- **WHAT IS ASKED**
Restate the complete material exactly.

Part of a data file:
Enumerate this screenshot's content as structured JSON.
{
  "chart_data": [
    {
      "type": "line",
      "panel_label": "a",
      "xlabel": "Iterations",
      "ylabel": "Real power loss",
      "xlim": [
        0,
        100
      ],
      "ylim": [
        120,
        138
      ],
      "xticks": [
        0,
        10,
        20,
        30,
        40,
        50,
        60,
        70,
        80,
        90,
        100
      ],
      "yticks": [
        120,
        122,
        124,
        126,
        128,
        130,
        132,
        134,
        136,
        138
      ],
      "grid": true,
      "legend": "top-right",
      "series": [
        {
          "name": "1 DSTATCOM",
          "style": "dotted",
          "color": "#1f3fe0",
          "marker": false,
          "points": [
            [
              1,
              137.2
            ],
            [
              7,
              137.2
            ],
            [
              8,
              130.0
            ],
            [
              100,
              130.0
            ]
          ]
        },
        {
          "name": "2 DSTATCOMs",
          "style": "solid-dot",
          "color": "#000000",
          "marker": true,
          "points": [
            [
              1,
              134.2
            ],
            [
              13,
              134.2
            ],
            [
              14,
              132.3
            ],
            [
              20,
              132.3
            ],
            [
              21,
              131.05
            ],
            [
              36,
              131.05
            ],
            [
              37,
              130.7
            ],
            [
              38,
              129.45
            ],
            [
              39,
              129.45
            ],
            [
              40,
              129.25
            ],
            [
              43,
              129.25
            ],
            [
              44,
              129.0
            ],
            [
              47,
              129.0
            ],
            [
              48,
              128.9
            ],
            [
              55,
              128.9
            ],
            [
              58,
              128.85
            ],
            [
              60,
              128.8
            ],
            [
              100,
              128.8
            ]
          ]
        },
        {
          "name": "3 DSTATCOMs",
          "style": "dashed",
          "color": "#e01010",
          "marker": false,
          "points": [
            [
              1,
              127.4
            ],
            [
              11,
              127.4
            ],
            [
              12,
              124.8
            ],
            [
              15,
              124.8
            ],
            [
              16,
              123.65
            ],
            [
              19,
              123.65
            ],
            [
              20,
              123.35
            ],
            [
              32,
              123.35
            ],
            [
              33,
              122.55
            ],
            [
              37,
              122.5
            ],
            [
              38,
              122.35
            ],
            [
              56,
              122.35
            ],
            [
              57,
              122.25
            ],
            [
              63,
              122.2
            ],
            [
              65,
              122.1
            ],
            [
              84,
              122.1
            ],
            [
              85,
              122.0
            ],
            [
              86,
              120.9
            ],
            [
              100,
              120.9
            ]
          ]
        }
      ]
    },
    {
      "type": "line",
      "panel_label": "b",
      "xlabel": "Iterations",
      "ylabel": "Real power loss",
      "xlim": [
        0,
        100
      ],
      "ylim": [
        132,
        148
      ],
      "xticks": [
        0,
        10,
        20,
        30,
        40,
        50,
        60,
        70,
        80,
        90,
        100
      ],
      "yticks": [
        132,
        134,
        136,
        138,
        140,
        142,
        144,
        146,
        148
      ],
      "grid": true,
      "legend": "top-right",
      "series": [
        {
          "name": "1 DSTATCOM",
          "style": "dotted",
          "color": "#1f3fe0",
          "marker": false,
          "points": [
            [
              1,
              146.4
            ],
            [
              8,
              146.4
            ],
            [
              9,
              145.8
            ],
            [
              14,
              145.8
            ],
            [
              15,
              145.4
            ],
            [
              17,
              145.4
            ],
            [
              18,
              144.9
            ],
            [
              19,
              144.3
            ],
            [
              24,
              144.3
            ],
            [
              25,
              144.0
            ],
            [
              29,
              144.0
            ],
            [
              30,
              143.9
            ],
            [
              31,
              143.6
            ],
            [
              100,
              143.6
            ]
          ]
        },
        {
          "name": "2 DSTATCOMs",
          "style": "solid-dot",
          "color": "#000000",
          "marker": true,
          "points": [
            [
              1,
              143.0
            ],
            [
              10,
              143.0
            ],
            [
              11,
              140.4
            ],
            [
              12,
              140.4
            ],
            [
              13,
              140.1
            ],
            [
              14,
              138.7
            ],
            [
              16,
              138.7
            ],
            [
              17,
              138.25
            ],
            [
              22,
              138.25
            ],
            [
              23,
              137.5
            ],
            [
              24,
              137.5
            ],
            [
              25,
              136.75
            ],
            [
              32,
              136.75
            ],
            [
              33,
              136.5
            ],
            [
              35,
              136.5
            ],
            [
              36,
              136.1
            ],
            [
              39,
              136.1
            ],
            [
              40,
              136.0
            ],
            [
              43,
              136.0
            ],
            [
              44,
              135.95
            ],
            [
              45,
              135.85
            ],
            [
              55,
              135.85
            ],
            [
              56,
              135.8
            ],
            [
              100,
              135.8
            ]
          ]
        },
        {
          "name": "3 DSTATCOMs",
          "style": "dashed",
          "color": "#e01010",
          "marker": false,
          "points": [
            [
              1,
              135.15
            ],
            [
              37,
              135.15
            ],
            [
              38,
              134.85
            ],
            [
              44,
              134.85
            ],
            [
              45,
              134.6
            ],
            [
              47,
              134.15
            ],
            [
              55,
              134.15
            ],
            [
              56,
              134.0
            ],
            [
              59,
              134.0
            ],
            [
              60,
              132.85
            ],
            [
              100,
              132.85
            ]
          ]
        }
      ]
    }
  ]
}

- **RESPONSE BELOW**
Enumerate this screenshot's content as structured JSON.
{
  "chart_data": [
    {
      "type": "line",
      "panel_label": "a",
      "xlabel": "Iterations",
      "ylabel": "Real power loss",
      "xlim": [
        0,
        100
      ],
      "ylim": [
        120,
        138
      ],
      "xticks": [
        0,
        10,
        20,
        30,
        40,
        50,
        60,
        70,
        80,
        90,
        100
      ],
      "yticks": [
        120,
        122,
        124,
        126,
        128,
        130,
        132,
        134,
        136,
        138
      ],
      "grid": true,
      "legend": "top-right",
      "series": [
        {
          "name": "1 DSTATCOM",
          "style": "dotted",
          "color": "#1f3fe0",
          "marker": false,
          "points": [
            [
              1,
              137.2
            ],
            [
              7,
              137.2
            ],
            [
              8,
              130.0
            ],
            [
              100,
              130.0
            ]
          ]
        },
        {
          "name": "2 DSTATCOMs",
          "style": "solid-dot",
          "color": "#000000",
          "marker": true,
          "points": [
            [
              1,
              134.2
            ],
            [
              13,
              134.2
            ],
            [
              14,
              132.3
            ],
            [
              20,
              132.3
            ],
            [
              21,
              131.05
            ],
            [
              36,
              131.05
            ],
            [
              37,
              130.7
            ],
            [
              38,
              129.45
            ],
            [
              39,
              129.45
            ],
            [
              40,
              129.25
            ],
            [
              43,
              129.25
            ],
            [
              44,
              129.0
            ],
            [
              47,
              129.0
            ],
            [
              48,
              128.9
            ],
            [
              55,
              128.9
            ],
            [
              58,
              128.85
            ],
            [
              60,
              128.8
            ],
            [
              100,
              128.8
            ]
          ]
        },
        {
          "name": "3 DSTATCOMs",
          "style": "dashed",
          "color": "#e01010",
          "marker": false,
          "points": [
            [
              1,
              127.4
            ],
            [
              11,
              127.4
            ],
            [
              12,
              124.8
            ],
            [
              15,
              124.8
            ],
            [
              16,
              123.65
            ],
            [
              19,
              123.65
            ],
            [
              20,
              123.35
            ],
            [
              32,
              123.35
            ],
            [
              33,
              122.55
            ],
            [
              37,
              122.5
            ],
            [
              38,
              122.35
            ],
            [
              56,
              122.35
            ],
            [
              57,
              122.25
            ],
            [
              63,
              122.2
            ],
            [
              65,
              122.1
            ],
            [
              84,
              122.1
            ],
            [
              85,
              122.0
            ],
            [
              86,
              120.9
            ],
            [
              100,
              120.9
            ]
          ]
        }
      ]
    },
    {
      "type": "line",
      "panel_label": "b",
      "xlabel": "Iterations",
      "ylabel": "Real power loss",
      "xlim": [
        0,
        100
      ],
      "ylim": [
        132,
        148
      ],
      "xticks": [
        0,
        10,
        20,
        30,
        40,
        50,
        60,
        70,
        80,
        90,
        100
      ],
      "yticks": [
        132,
        134,
        136,
        138,
        140,
        142,
        144,
        146,
        148
      ],
      "grid": true,
      "legend": "top-right",
      "series": [
        {
          "name": "1 DSTATCOM",
          "style": "dotted",
          "color": "#1f3fe0",
          "marker": false,
          "points": [
            [
              1,
              146.4
            ],
            [
              8,
              146.4
            ],
            [
              9,
              145.8
            ],
            [
              14,
              145.8
            ],
            [
              15,
              145.4
            ],
            [
              17,
              145.4
            ],
            [
              18,
              144.9
            ],
            [
              19,
              144.3
            ],
            [
              24,
              144.3
            ],
            [
              25,
              144.0
            ],
            [
              29,
              144.0
            ],
            [
              30,
              143.9
            ],
            [
              31,
              143.6
            ],
            [
              100,
              143.6
            ]
          ]
        },
        {
          "name": "2 DSTATCOMs",
          "style": "solid-dot",
          "color": "#000000",
          "marker": true,
          "points": [
            [
              1,
              143.0
            ],
            [
              10,
              143.0
            ],
            [
              11,
              140.4
            ],
            [
              12,
              140.4
            ],
            [
              13,
              140.1
            ],
            [
              14,
              138.7
            ],
            [
              16,
              138.7
            ],
            [
              17,
              138.25
            ],
            [
              22,
              138.25
            ],
            [
              23,
              137.5
            ],
            [
              24,
              137.5
            ],
            [
              25,
              136.75
            ],
            [
              32,
              136.75
            ],
            [
              33,
              136.5
            ],
            [
              35,
              136.5
            ],
            [
              36,
              136.1
            ],
            [
              39,
              136.1
            ],
            [
              40,
              136.0
            ],
            [
              43,
              136.0
            ],
            [
              44,
              135.95
            ],
            [
              45,
              135.85
            ],
            [
              55,
              135.85
            ],
            [
              56,
              135.8
            ],
            [
              100,
              135.8
            ]
          ]
        },
        {
          "name": "3 DSTATCOMs",
          "style": "dashed",
          "color": "#e01010",
          "marker": false,
          "points": [
            [
              1,
              135.15
            ],
            [
              37,
              135.15
            ],
            [
              38,
              134.85
            ],
            [
              44,
              134.85
            ],
            [
              45,
              134.6
            ],
            [
              47,
              134.15
            ],
            [
              55,
              134.15
            ],
            [
              56,
              134.0
            ],
            [
              59,
              134.0
            ],
            [
              60,
              132.85
            ],
            [
              100,
              132.85
            ]
          ]
        }
      ]
    }
  ]
}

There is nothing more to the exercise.